··· Entries shown ···

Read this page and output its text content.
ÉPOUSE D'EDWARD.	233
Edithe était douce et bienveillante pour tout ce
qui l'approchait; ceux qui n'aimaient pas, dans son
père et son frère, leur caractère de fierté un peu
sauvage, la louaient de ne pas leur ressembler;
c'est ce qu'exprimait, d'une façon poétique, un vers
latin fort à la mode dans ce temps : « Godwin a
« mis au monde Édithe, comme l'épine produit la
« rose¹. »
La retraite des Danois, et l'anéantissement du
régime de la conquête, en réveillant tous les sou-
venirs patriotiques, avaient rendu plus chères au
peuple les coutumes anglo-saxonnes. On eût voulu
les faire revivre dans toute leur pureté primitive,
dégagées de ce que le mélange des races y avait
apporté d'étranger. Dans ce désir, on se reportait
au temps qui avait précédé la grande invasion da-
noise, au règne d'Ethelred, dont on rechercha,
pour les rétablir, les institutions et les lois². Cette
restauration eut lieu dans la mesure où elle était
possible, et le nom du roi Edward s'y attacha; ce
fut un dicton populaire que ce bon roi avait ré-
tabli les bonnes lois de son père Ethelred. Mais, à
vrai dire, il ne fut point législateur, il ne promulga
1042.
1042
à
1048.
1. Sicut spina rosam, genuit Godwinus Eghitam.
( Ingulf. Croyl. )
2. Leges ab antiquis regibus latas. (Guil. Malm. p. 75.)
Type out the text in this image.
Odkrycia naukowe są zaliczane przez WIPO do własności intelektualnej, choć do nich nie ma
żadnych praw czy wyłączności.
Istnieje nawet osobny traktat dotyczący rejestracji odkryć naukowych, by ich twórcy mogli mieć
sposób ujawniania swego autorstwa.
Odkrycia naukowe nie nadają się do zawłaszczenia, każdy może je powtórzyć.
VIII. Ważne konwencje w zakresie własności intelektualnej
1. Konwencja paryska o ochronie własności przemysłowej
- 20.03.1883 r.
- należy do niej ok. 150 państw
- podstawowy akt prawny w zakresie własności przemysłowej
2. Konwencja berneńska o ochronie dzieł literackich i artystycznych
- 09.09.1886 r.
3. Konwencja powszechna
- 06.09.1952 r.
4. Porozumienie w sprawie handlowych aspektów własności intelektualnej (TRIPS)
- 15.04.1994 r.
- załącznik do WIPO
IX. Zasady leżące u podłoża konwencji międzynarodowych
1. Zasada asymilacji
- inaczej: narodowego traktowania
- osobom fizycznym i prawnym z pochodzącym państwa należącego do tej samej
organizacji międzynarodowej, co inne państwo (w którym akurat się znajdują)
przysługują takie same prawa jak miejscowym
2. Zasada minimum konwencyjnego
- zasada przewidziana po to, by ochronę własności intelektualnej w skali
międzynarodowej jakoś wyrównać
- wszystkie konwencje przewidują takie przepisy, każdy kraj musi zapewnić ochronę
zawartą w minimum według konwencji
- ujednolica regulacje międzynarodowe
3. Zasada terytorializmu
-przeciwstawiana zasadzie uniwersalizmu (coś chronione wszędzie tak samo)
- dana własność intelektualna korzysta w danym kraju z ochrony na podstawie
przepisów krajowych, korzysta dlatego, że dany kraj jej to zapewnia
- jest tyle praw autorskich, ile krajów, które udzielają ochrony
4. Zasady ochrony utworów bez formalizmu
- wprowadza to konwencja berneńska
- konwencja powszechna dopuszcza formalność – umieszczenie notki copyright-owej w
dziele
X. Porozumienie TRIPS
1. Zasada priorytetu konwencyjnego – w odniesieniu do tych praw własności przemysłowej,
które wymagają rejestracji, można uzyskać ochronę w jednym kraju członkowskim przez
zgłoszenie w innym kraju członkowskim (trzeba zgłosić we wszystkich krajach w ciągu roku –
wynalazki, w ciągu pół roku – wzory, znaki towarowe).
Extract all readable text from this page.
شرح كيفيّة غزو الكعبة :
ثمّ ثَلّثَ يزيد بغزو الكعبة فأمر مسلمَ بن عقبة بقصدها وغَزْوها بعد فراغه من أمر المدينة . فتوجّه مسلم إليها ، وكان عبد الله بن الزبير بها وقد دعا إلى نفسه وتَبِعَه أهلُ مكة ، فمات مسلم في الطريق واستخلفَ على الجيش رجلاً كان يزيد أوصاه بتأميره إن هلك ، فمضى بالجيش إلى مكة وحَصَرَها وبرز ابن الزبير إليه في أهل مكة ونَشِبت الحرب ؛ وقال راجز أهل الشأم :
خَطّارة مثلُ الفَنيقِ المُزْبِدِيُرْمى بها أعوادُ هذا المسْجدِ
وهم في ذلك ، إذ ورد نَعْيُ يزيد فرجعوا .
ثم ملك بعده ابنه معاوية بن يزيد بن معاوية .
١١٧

···

Required task: Give back exactly the lines beginning at the one with "Extract all readable text from this page." and ending at the final line of the material; both boundary lines belong in it.

Answer for this exercise:
Extract all readable text from this page.
شرح كيفيّة غزو الكعبة :
ثمّ ثَلّثَ يزيد بغزو الكعبة فأمر مسلمَ بن عقبة بقصدها وغَزْوها بعد فراغه من أمر المدينة . فتوجّه مسلم إليها ، وكان عبد الله بن الزبير بها وقد دعا إلى نفسه وتَبِعَه أهلُ مكة ، فمات مسلم في الطريق واستخلفَ على الجيش رجلاً كان يزيد أوصاه بتأميره إن هلك ، فمضى بالجيش إلى مكة وحَصَرَها وبرز ابن الزبير إليه في أهل مكة ونَشِبت الحرب ؛ وقال راجز أهل الشأم :
خَطّارة مثلُ الفَنيقِ المُزْبِدِيُرْمى بها أعوادُ هذا المسْجدِ
وهم في ذلك ، إذ ورد نَعْيُ يزيد فرجعوا .
ثم ملك بعده ابنه معاوية بن يزيد بن معاوية .
١١٧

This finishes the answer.